Given instruction: Write out the entire listing below exactly, with the pictures left out.

═══ Dataset content ═══

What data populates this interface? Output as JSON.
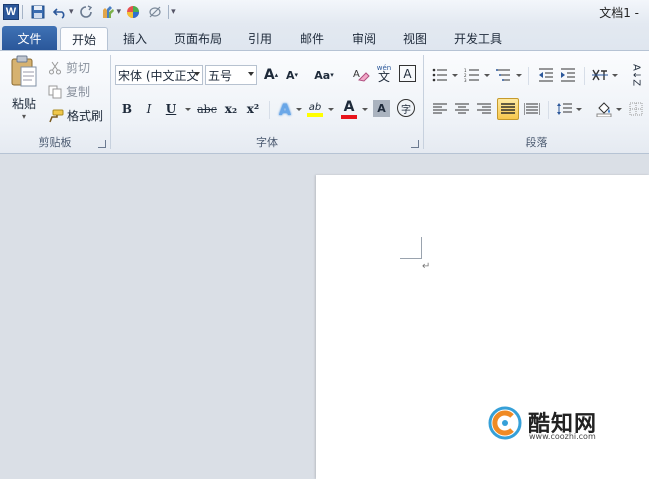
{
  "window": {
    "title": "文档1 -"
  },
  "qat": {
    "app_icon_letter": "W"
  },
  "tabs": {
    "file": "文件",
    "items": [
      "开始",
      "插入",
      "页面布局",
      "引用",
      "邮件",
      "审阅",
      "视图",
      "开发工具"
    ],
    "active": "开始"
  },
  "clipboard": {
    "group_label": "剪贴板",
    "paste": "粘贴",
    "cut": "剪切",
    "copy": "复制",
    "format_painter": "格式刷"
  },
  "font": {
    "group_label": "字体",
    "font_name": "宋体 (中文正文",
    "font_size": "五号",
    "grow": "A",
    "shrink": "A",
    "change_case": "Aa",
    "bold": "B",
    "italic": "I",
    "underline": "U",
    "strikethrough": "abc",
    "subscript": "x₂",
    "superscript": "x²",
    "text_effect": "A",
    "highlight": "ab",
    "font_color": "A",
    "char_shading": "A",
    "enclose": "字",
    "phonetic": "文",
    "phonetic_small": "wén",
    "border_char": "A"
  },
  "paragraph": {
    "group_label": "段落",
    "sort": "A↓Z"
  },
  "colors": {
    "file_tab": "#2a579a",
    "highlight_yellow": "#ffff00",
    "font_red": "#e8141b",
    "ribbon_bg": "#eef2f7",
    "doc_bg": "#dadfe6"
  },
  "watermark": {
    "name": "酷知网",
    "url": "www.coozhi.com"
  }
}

═══

Task solution:
What data populates this interface? Output as JSON.
{
  "window": {
    "title": "文档1 -"
  },
  "qat": {
    "app_icon_letter": "W"
  },
  "tabs": {
    "file": "文件",
    "items": [
      "开始",
      "插入",
      "页面布局",
      "引用",
      "邮件",
      "审阅",
      "视图",
      "开发工具"
    ],
    "active": "开始"
  },
  "clipboard": {
    "group_label": "剪贴板",
    "paste": "粘贴",
    "cut": "剪切",
    "copy": "复制",
    "format_painter": "格式刷"
  },
  "font": {
    "group_label": "字体",
    "font_name": "宋体 (中文正文",
    "font_size": "五号",
    "grow": "A",
    "shrink": "A",
    "change_case": "Aa",
    "bold": "B",
    "italic": "I",
    "underline": "U",
    "strikethrough": "abc",
    "subscript": "x₂",
    "superscript": "x²",
    "text_effect": "A",
    "highlight": "ab",
    "font_color": "A",
    "char_shading": "A",
    "enclose": "字",
    "phonetic": "文",
    "phonetic_small": "wén",
    "border_char": "A"
  },
  "paragraph": {
    "group_label": "段落",
    "sort": "A↓Z"
  },
  "colors": {
    "file_tab": "#2a579a",
    "highlight_yellow": "#ffff00",
    "font_red": "#e8141b",
    "ribbon_bg": "#eef2f7",
    "doc_bg": "#dadfe6"
  },
  "watermark": {
    "name": "酷知网",
    "url": "www.coozhi.com"
  }
}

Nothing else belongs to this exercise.